WRITTEN INSTRUCTION -
Write the data out again exactly, dropping any images it holds.

(Data records)
-- START --

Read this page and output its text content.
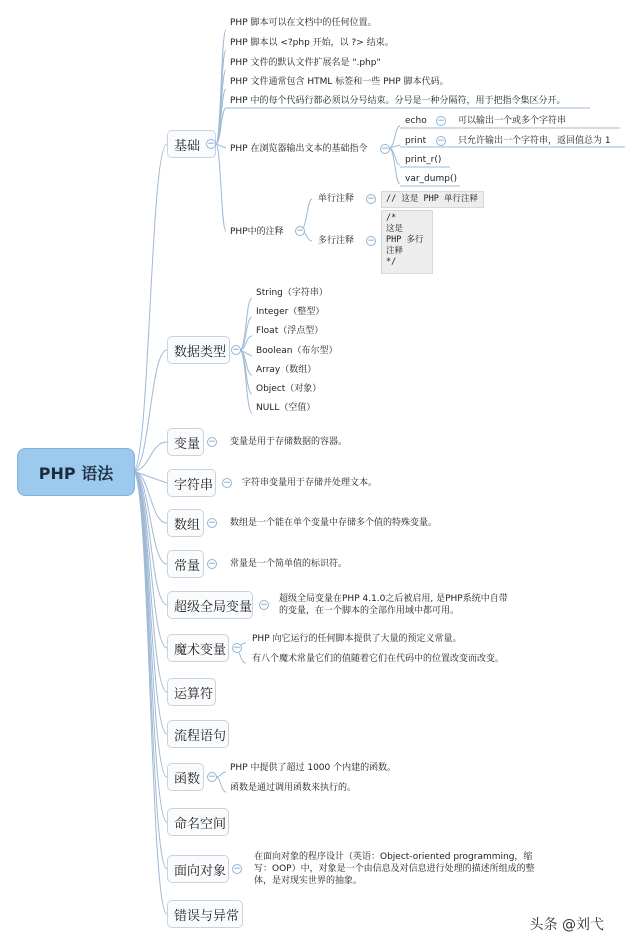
PHP 语法
基础 −
数据类型 −
变量 −
字符串	−
数组 −
常量 −
超级全局变量 −
魔术变量 −
运算符
流程语句
函数 −
命名空间
面向对象 −
错误与异常
PHP 脚本可以在文档中的任何位置。
PHP 脚本以 <?php 开始，以 ?> 结束。
PHP 文件的默认文件扩展名是 ".php"
PHP 文件通常包含 HTML 标签和一些 PHP 脚本代码。
PHP 中的每个代码行都必须以分号结束。分号是一种分隔符，用于把指令集区分开。
PHP 在浏览器输出文本的基础指令 −
echo − 可以输出一个或多个字符串
print − 只允许输出一个字符串，返回值总为 1
print_r()
var_dump()
PHP中的注释 −
单行注释 −	// 这是 PHP 单行注释
多行注释 −
/*
这是
PHP 多行
注释
*/
String（字符串）
Integer（整型）
Float（浮点型）
Boolean（布尔型）
Array（数组）
Object（对象）
NULL（空值）
变量是用于存储数据的容器。
字符串变量用于存储并处理文本。
数组是一个能在单个变量中存储多个值的特殊变量。
常量是一个简单值的标识符。
超级全局变量在PHP 4.1.0之后被启用, 是PHP系统中自带的变量，在一个脚本的全部作用域中都可用。
PHP 向它运行的任何脚本提供了大量的预定义常量。
有八个魔术常量它们的值随着它们在代码中的位置改变而改变。
PHP 中提供了超过 1000 个内建的函数。
函数是通过调用函数来执行的。
在面向对象的程序设计（英语：Object-oriented programming，缩写：OOP）中，对象是一个由信息及对信息进行处理的描述所组成的整体，是对现实世界的抽象。
头条 @刘弋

-- END --

REPLY TO THE TASK -
Read this page and output its text content.
PHP 语法
基础 −
数据类型 −
变量 −
字符串	−
数组 −
常量 −
超级全局变量 −
魔术变量 −
运算符
流程语句
函数 −
命名空间
面向对象 −
错误与异常
PHP 脚本可以在文档中的任何位置。
PHP 脚本以 <?php 开始，以 ?> 结束。
PHP 文件的默认文件扩展名是 ".php"
PHP 文件通常包含 HTML 标签和一些 PHP 脚本代码。
PHP 中的每个代码行都必须以分号结束。分号是一种分隔符，用于把指令集区分开。
PHP 在浏览器输出文本的基础指令 −
echo − 可以输出一个或多个字符串
print − 只允许输出一个字符串，返回值总为 1
print_r()
var_dump()
PHP中的注释 −
单行注释 −	// 这是 PHP 单行注释
多行注释 −
/*
这是
PHP 多行
注释
*/
String（字符串）
Integer（整型）
Float（浮点型）
Boolean（布尔型）
Array（数组）
Object（对象）
NULL（空值）
变量是用于存储数据的容器。
字符串变量用于存储并处理文本。
数组是一个能在单个变量中存储多个值的特殊变量。
常量是一个简单值的标识符。
超级全局变量在PHP 4.1.0之后被启用, 是PHP系统中自带的变量，在一个脚本的全部作用域中都可用。
PHP 向它运行的任何脚本提供了大量的预定义常量。
有八个魔术常量它们的值随着它们在代码中的位置改变而改变。
PHP 中提供了超过 1000 个内建的函数。
函数是通过调用函数来执行的。
在面向对象的程序设计（英语：Object-oriented programming，缩写：OOP）中，对象是一个由信息及对信息进行处理的描述所组成的整体，是对现实世界的抽象。
头条 @刘弋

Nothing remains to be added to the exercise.